Transcribe every line of the records verbatim.
— Begin —
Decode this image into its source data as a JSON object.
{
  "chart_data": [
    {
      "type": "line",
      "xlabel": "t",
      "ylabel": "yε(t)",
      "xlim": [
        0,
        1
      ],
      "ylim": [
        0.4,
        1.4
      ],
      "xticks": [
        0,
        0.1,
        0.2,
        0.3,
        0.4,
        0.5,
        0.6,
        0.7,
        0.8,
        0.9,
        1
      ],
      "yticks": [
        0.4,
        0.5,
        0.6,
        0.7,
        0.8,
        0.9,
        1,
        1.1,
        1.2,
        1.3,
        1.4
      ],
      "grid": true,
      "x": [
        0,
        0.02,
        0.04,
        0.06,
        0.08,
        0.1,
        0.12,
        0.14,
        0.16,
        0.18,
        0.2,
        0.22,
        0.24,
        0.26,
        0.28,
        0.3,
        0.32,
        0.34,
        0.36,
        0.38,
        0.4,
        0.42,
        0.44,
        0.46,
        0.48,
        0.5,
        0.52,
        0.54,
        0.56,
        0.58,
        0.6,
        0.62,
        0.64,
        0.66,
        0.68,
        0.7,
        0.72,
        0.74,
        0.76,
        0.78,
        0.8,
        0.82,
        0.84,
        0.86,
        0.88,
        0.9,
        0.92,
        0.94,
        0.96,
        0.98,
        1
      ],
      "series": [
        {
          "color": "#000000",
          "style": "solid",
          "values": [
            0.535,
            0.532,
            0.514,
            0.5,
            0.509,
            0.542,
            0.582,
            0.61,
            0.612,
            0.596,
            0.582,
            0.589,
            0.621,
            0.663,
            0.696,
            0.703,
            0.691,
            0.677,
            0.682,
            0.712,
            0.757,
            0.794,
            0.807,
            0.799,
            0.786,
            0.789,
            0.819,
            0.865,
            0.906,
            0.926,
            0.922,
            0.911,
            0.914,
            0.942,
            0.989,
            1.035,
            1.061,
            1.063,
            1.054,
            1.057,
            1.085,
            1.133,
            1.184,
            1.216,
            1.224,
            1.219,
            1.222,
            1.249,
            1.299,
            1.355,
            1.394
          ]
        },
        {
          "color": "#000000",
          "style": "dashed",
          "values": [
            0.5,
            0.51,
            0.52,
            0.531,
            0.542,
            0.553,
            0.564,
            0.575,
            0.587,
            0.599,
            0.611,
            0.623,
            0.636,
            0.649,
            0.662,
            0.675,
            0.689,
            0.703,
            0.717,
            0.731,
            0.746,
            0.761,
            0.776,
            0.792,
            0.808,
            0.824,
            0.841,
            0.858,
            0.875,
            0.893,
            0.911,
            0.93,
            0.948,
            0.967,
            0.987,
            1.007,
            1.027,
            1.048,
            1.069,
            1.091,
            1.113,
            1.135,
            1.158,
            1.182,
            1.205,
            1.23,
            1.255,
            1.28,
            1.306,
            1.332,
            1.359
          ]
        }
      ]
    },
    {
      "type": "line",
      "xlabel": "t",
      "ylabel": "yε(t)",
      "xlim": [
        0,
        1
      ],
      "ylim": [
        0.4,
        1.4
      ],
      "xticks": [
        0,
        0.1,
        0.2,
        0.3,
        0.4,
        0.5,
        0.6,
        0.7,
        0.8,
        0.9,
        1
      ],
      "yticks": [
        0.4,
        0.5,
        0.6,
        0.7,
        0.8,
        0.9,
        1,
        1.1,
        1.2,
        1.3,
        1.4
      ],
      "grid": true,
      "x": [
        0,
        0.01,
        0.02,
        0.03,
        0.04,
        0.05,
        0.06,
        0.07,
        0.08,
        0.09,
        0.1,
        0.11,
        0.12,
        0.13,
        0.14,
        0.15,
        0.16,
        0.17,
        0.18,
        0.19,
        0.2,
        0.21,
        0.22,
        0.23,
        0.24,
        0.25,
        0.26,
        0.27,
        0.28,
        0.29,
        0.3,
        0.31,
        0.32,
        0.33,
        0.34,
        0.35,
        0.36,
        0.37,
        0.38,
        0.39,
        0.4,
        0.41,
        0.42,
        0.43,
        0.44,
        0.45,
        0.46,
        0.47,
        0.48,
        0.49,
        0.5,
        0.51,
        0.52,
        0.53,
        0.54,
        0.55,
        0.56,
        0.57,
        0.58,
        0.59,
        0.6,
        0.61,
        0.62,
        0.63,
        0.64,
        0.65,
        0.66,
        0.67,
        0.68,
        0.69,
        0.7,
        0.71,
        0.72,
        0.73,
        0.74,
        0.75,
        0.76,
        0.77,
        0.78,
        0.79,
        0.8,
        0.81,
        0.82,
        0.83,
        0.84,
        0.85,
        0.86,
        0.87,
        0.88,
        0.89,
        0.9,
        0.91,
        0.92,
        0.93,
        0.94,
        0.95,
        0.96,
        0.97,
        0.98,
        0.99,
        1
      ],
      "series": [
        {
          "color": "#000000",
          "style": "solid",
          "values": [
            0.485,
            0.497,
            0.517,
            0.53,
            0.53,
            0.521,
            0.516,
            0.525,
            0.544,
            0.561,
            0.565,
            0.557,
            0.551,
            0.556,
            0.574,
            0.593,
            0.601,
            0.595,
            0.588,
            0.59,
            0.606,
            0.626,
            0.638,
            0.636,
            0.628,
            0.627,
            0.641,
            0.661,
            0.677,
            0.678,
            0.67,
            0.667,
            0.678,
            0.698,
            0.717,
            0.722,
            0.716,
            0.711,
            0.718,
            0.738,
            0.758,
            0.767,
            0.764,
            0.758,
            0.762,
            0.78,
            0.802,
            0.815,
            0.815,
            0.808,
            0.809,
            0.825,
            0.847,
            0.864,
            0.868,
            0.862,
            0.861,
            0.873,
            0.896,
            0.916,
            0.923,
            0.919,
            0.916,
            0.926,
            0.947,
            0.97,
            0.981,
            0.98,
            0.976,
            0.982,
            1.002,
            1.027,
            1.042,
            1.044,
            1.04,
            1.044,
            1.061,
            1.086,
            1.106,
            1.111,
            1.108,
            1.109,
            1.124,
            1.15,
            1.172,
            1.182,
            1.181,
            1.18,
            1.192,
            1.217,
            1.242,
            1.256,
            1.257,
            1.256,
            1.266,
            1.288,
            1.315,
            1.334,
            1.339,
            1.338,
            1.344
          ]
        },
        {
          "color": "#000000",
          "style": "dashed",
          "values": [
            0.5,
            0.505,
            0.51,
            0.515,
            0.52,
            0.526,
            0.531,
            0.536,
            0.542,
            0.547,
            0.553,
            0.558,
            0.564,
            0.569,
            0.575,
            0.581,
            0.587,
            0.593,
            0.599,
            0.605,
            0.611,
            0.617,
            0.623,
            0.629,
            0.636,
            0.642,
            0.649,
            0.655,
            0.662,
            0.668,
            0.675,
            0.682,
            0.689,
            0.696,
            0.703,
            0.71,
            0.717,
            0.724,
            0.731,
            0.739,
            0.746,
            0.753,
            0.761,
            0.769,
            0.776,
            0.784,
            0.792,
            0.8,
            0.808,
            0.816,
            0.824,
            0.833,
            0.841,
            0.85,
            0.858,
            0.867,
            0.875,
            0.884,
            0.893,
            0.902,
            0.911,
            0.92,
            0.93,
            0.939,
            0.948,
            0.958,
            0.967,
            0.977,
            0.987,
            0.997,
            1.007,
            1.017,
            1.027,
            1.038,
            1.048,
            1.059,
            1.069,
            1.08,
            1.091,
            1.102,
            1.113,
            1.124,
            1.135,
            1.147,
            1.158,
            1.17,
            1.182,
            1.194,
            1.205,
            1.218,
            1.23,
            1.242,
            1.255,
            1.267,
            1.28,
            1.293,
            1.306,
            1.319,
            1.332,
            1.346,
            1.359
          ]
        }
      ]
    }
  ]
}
— End —
§ WRITTEN REPLY:
Decode this image into its source data as a JSON object.
{
  "chart_data": [
    {
      "type": "line",
      "xlabel": "t",
      "ylabel": "yε(t)",
      "xlim": [
        0,
        1
      ],
      "ylim": [
        0.4,
        1.4
      ],
      "xticks": [
        0,
        0.1,
        0.2,
        0.3,
        0.4,
        0.5,
        0.6,
        0.7,
        0.8,
        0.9,
        1
      ],
      "yticks": [
        0.4,
        0.5,
        0.6,
        0.7,
        0.8,
        0.9,
        1,
        1.1,
        1.2,
        1.3,
        1.4
      ],
      "grid": true,
      "x": [
        0,
        0.02,
        0.04,
        0.06,
        0.08,
        0.1,
        0.12,
        0.14,
        0.16,
        0.18,
        0.2,
        0.22,
        0.24,
        0.26,
        0.28,
        0.3,
        0.32,
        0.34,
        0.36,
        0.38,
        0.4,
        0.42,
        0.44,
        0.46,
        0.48,
        0.5,
        0.52,
        0.54,
        0.56,
        0.58,
        0.6,
        0.62,
        0.64,
        0.66,
        0.68,
        0.7,
        0.72,
        0.74,
        0.76,
        0.78,
        0.8,
        0.82,
        0.84,
        0.86,
        0.88,
        0.9,
        0.92,
        0.94,
        0.96,
        0.98,
        1
      ],
      "series": [
        {
          "color": "#000000",
          "style": "solid",
          "values": [
            0.535,
            0.532,
            0.514,
            0.5,
            0.509,
            0.542,
            0.582,
            0.61,
            0.612,
            0.596,
            0.582,
            0.589,
            0.621,
            0.663,
            0.696,
            0.703,
            0.691,
            0.677,
            0.682,
            0.712,
            0.757,
            0.794,
            0.807,
            0.799,
            0.786,
            0.789,
            0.819,
            0.865,
            0.906,
            0.926,
            0.922,
            0.911,
            0.914,
            0.942,
            0.989,
            1.035,
            1.061,
            1.063,
            1.054,
            1.057,
            1.085,
            1.133,
            1.184,
            1.216,
            1.224,
            1.219,
            1.222,
            1.249,
            1.299,
            1.355,
            1.394
          ]
        },
        {
          "color": "#000000",
          "style": "dashed",
          "values": [
            0.5,
            0.51,
            0.52,
            0.531,
            0.542,
            0.553,
            0.564,
            0.575,
            0.587,
            0.599,
            0.611,
            0.623,
            0.636,
            0.649,
            0.662,
            0.675,
            0.689,
            0.703,
            0.717,
            0.731,
            0.746,
            0.761,
            0.776,
            0.792,
            0.808,
            0.824,
            0.841,
            0.858,
            0.875,
            0.893,
            0.911,
            0.93,
            0.948,
            0.967,
            0.987,
            1.007,
            1.027,
            1.048,
            1.069,
            1.091,
            1.113,
            1.135,
            1.158,
            1.182,
            1.205,
            1.23,
            1.255,
            1.28,
            1.306,
            1.332,
            1.359
          ]
        }
      ]
    },
    {
      "type": "line",
      "xlabel": "t",
      "ylabel": "yε(t)",
      "xlim": [
        0,
        1
      ],
      "ylim": [
        0.4,
        1.4
      ],
      "xticks": [
        0,
        0.1,
        0.2,
        0.3,
        0.4,
        0.5,
        0.6,
        0.7,
        0.8,
        0.9,
        1
      ],
      "yticks": [
        0.4,
        0.5,
        0.6,
        0.7,
        0.8,
        0.9,
        1,
        1.1,
        1.2,
        1.3,
        1.4
      ],
      "grid": true,
      "x": [
        0,
        0.01,
        0.02,
        0.03,
        0.04,
        0.05,
        0.06,
        0.07,
        0.08,
        0.09,
        0.1,
        0.11,
        0.12,
        0.13,
        0.14,
        0.15,
        0.16,
        0.17,
        0.18,
        0.19,
        0.2,
        0.21,
        0.22,
        0.23,
        0.24,
        0.25,
        0.26,
        0.27,
        0.28,
        0.29,
        0.3,
        0.31,
        0.32,
        0.33,
        0.34,
        0.35,
        0.36,
        0.37,
        0.38,
        0.39,
        0.4,
        0.41,
        0.42,
        0.43,
        0.44,
        0.45,
        0.46,
        0.47,
        0.48,
        0.49,
        0.5,
        0.51,
        0.52,
        0.53,
        0.54,
        0.55,
        0.56,
        0.57,
        0.58,
        0.59,
        0.6,
        0.61,
        0.62,
        0.63,
        0.64,
        0.65,
        0.66,
        0.67,
        0.68,
        0.69,
        0.7,
        0.71,
        0.72,
        0.73,
        0.74,
        0.75,
        0.76,
        0.77,
        0.78,
        0.79,
        0.8,
        0.81,
        0.82,
        0.83,
        0.84,
        0.85,
        0.86,
        0.87,
        0.88,
        0.89,
        0.9,
        0.91,
        0.92,
        0.93,
        0.94,
        0.95,
        0.96,
        0.97,
        0.98,
        0.99,
        1
      ],
      "series": [
        {
          "color": "#000000",
          "style": "solid",
          "values": [
            0.485,
            0.497,
            0.517,
            0.53,
            0.53,
            0.521,
            0.516,
            0.525,
            0.544,
            0.561,
            0.565,
            0.557,
            0.551,
            0.556,
            0.574,
            0.593,
            0.601,
            0.595,
            0.588,
            0.59,
            0.606,
            0.626,
            0.638,
            0.636,
            0.628,
            0.627,
            0.641,
            0.661,
            0.677,
            0.678,
            0.67,
            0.667,
            0.678,
            0.698,
            0.717,
            0.722,
            0.716,
            0.711,
            0.718,
            0.738,
            0.758,
            0.767,
            0.764,
            0.758,
            0.762,
            0.78,
            0.802,
            0.815,
            0.815,
            0.808,
            0.809,
            0.825,
            0.847,
            0.864,
            0.868,
            0.862,
            0.861,
            0.873,
            0.896,
            0.916,
            0.923,
            0.919,
            0.916,
            0.926,
            0.947,
            0.97,
            0.981,
            0.98,
            0.976,
            0.982,
            1.002,
            1.027,
            1.042,
            1.044,
            1.04,
            1.044,
            1.061,
            1.086,
            1.106,
            1.111,
            1.108,
            1.109,
            1.124,
            1.15,
            1.172,
            1.182,
            1.181,
            1.18,
            1.192,
            1.217,
            1.242,
            1.256,
            1.257,
            1.256,
            1.266,
            1.288,
            1.315,
            1.334,
            1.339,
            1.338,
            1.344
          ]
        },
        {
          "color": "#000000",
          "style": "dashed",
          "values": [
            0.5,
            0.505,
            0.51,
            0.515,
            0.52,
            0.526,
            0.531,
            0.536,
            0.542,
            0.547,
            0.553,
            0.558,
            0.564,
            0.569,
            0.575,
            0.581,
            0.587,
            0.593,
            0.599,
            0.605,
            0.611,
            0.617,
            0.623,
            0.629,
            0.636,
            0.642,
            0.649,
            0.655,
            0.662,
            0.668,
            0.675,
            0.682,
            0.689,
            0.696,
            0.703,
            0.71,
            0.717,
            0.724,
            0.731,
            0.739,
            0.746,
            0.753,
            0.761,
            0.769,
            0.776,
            0.784,
            0.792,
            0.8,
            0.808,
            0.816,
            0.824,
            0.833,
            0.841,
            0.85,
            0.858,
            0.867,
            0.875,
            0.884,
            0.893,
            0.902,
            0.911,
            0.92,
            0.93,
            0.939,
            0.948,
            0.958,
            0.967,
            0.977,
            0.987,
            0.997,
            1.007,
            1.017,
            1.027,
            1.038,
            1.048,
            1.059,
            1.069,
            1.08,
            1.091,
            1.102,
            1.113,
            1.124,
            1.135,
            1.147,
            1.158,
            1.17,
            1.182,
            1.194,
            1.205,
            1.218,
            1.23,
            1.242,
            1.255,
            1.267,
            1.28,
            1.293,
            1.306,
            1.319,
            1.332,
            1.346,
            1.359
          ]
        }
      ]
    }
  ]
}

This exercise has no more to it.